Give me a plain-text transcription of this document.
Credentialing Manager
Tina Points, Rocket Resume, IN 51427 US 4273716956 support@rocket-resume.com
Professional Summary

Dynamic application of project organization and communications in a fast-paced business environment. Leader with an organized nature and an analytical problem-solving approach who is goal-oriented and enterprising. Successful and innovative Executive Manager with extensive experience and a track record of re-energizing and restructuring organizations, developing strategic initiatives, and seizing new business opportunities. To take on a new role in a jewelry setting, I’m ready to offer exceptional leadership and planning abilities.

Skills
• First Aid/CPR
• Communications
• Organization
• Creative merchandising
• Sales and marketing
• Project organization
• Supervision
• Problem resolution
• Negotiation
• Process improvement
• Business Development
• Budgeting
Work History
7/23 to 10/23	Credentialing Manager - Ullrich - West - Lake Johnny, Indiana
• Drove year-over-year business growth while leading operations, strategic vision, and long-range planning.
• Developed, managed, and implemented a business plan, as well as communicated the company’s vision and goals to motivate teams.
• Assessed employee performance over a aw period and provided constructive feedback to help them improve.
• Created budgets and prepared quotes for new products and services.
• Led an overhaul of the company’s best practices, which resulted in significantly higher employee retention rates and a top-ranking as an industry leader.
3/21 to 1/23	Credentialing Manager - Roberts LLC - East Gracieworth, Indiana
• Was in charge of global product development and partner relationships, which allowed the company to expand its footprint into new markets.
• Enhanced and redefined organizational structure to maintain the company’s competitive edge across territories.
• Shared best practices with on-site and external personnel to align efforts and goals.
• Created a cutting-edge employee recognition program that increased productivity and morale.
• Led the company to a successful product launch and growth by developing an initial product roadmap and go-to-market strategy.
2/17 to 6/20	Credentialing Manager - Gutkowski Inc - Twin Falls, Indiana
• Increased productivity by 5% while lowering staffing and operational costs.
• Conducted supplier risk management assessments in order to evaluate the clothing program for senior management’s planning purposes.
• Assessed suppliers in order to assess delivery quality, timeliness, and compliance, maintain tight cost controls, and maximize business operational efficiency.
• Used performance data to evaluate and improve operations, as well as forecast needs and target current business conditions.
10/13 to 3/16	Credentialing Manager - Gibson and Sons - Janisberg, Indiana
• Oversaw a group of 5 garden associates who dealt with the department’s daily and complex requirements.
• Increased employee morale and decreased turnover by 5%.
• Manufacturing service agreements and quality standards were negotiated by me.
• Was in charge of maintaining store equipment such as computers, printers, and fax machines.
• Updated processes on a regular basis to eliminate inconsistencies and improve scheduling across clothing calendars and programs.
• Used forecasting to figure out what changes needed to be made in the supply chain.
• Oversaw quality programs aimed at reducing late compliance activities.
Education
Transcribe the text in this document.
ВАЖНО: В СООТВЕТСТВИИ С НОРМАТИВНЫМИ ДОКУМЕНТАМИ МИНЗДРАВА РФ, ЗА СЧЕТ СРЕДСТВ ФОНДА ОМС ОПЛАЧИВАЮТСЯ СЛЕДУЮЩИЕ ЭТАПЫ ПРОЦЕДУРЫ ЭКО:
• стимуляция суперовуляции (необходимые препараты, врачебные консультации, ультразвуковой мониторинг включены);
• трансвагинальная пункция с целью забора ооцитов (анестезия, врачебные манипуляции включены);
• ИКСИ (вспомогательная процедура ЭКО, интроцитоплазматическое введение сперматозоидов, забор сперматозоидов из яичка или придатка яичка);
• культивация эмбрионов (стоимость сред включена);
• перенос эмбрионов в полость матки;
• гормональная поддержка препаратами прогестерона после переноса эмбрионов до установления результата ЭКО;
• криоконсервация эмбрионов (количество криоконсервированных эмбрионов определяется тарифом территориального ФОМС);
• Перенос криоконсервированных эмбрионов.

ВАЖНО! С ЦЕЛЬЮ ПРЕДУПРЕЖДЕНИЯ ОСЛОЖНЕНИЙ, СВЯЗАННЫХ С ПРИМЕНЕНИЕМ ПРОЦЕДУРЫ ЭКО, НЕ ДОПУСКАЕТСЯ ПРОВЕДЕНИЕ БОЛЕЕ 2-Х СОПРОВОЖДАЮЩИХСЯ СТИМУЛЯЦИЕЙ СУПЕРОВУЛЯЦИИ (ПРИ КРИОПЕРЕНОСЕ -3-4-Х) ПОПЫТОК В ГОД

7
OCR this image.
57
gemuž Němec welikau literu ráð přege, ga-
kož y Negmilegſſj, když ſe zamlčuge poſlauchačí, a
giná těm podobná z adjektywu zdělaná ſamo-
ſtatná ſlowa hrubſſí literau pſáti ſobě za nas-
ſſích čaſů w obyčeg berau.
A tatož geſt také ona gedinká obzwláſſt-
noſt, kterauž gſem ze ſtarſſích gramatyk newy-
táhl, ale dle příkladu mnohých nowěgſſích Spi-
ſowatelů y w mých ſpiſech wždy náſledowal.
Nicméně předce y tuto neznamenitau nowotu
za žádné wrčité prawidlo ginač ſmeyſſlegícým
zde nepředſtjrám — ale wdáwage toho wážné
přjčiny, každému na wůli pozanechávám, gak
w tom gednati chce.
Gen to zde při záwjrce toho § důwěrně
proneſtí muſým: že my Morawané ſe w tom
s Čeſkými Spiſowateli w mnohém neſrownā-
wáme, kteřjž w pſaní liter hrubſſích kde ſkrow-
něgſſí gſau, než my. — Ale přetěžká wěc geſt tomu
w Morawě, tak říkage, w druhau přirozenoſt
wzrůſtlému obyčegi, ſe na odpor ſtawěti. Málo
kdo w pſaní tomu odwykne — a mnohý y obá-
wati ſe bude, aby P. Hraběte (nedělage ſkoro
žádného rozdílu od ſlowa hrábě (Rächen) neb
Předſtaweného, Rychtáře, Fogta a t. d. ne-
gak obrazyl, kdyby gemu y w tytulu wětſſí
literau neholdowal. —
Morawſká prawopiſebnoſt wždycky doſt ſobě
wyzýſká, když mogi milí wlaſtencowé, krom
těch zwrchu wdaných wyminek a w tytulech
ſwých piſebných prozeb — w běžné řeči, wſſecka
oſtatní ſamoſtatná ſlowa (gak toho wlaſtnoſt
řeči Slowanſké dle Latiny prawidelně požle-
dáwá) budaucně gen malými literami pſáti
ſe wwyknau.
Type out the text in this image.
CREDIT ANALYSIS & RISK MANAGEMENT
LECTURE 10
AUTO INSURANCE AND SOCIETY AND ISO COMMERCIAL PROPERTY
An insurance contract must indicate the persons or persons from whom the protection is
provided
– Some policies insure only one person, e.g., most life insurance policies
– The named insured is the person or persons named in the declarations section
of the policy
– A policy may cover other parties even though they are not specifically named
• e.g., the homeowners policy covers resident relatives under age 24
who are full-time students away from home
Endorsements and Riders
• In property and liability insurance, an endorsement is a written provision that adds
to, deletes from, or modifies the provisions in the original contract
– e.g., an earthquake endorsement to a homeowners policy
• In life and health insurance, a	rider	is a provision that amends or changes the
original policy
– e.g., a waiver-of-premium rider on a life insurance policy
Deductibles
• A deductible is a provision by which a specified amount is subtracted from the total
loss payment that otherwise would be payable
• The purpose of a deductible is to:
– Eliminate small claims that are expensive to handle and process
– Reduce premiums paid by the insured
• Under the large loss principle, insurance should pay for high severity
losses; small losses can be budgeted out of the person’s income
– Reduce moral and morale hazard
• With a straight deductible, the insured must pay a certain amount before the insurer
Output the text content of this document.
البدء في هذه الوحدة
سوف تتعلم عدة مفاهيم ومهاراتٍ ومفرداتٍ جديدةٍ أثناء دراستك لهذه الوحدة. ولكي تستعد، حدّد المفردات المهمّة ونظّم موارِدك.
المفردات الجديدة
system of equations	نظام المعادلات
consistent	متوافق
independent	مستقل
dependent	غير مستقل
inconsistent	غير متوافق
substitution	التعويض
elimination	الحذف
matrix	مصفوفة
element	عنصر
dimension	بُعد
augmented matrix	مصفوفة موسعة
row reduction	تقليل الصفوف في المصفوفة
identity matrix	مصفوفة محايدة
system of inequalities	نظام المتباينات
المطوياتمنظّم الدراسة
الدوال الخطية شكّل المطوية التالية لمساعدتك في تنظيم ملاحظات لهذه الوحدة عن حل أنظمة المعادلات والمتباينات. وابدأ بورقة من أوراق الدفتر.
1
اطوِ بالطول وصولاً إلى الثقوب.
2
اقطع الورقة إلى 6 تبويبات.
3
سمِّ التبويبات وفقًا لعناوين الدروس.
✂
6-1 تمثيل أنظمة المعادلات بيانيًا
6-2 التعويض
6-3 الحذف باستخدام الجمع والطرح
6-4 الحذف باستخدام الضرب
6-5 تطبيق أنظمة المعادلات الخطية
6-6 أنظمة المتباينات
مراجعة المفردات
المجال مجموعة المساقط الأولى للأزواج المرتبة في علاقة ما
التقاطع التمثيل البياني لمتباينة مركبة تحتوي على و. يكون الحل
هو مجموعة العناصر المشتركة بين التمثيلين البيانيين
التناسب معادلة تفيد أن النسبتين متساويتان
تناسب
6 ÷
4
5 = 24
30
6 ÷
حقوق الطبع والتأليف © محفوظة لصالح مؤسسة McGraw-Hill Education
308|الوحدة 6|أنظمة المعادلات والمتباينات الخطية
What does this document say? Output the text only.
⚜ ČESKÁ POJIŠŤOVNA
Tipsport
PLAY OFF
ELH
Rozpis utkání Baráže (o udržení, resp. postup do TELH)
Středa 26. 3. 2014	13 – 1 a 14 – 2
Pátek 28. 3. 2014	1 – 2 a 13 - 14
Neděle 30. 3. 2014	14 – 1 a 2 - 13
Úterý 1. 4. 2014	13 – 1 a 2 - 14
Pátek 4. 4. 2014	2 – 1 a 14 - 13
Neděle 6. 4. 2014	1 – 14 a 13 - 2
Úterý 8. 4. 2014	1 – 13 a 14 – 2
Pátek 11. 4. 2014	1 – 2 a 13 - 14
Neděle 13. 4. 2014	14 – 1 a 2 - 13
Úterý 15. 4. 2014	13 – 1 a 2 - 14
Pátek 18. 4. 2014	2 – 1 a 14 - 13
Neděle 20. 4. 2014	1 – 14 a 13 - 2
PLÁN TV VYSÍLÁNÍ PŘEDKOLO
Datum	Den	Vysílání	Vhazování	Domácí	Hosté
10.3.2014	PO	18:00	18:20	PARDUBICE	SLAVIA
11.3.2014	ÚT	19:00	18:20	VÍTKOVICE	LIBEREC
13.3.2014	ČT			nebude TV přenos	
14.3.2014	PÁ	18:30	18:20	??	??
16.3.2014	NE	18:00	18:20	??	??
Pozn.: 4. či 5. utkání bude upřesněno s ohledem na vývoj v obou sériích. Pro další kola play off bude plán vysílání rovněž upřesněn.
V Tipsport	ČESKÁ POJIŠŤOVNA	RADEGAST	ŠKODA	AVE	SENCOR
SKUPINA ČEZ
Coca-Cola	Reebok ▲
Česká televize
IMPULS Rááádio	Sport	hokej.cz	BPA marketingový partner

────

Task instructions » What count of lines in the listing contain the word "Created"? Reply with the number only.

Task response » 2